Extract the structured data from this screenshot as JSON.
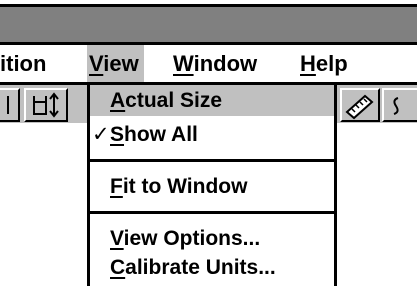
{
  "menubar": {
    "items": [
      {
        "pre": "ition",
        "ul": "",
        "post": ""
      },
      {
        "pre": "",
        "ul": "V",
        "post": "iew"
      },
      {
        "pre": "",
        "ul": "W",
        "post": "indow"
      },
      {
        "pre": "",
        "ul": "H",
        "post": "elp"
      }
    ]
  },
  "toolbar": {
    "buttons": [
      "partial-tool-icon",
      "bucket-arrows-icon",
      "ruler-icon",
      "partial-tool-icon"
    ]
  },
  "view_menu": {
    "items": [
      {
        "check": "",
        "ul": "A",
        "post": "ctual Size",
        "highlighted": true
      },
      {
        "check": "✓",
        "ul": "S",
        "post": "how All",
        "highlighted": false
      },
      {
        "check": "",
        "ul": "F",
        "post": "it to Window",
        "highlighted": false
      },
      {
        "check": "",
        "ul": "V",
        "post": "iew Options...",
        "highlighted": false
      },
      {
        "check": "",
        "ul": "C",
        "post": "alibrate Units...",
        "highlighted": false
      }
    ]
  },
  "colors": {
    "titlebar": "#808080",
    "menu_highlight": "#c0c0c0",
    "toolbar": "#c0c0c0"
  }
}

Objective: Without the pictures, reproduce every line of the records above exactly.

The response:
Extract the structured data from this screenshot as JSON.
{
  "menubar": {
    "items": [
      {
        "pre": "ition",
        "ul": "",
        "post": ""
      },
      {
        "pre": "",
        "ul": "V",
        "post": "iew"
      },
      {
        "pre": "",
        "ul": "W",
        "post": "indow"
      },
      {
        "pre": "",
        "ul": "H",
        "post": "elp"
      }
    ]
  },
  "toolbar": {
    "buttons": [
      "partial-tool-icon",
      "bucket-arrows-icon",
      "ruler-icon",
      "partial-tool-icon"
    ]
  },
  "view_menu": {
    "items": [
      {
        "check": "",
        "ul": "A",
        "post": "ctual Size",
        "highlighted": true
      },
      {
        "check": "✓",
        "ul": "S",
        "post": "how All",
        "highlighted": false
      },
      {
        "check": "",
        "ul": "F",
        "post": "it to Window",
        "highlighted": false
      },
      {
        "check": "",
        "ul": "V",
        "post": "iew Options...",
        "highlighted": false
      },
      {
        "check": "",
        "ul": "C",
        "post": "alibrate Units...",
        "highlighted": false
      }
    ]
  },
  "colors": {
    "titlebar": "#808080",
    "menu_highlight": "#c0c0c0",
    "toolbar": "#c0c0c0"
  }
}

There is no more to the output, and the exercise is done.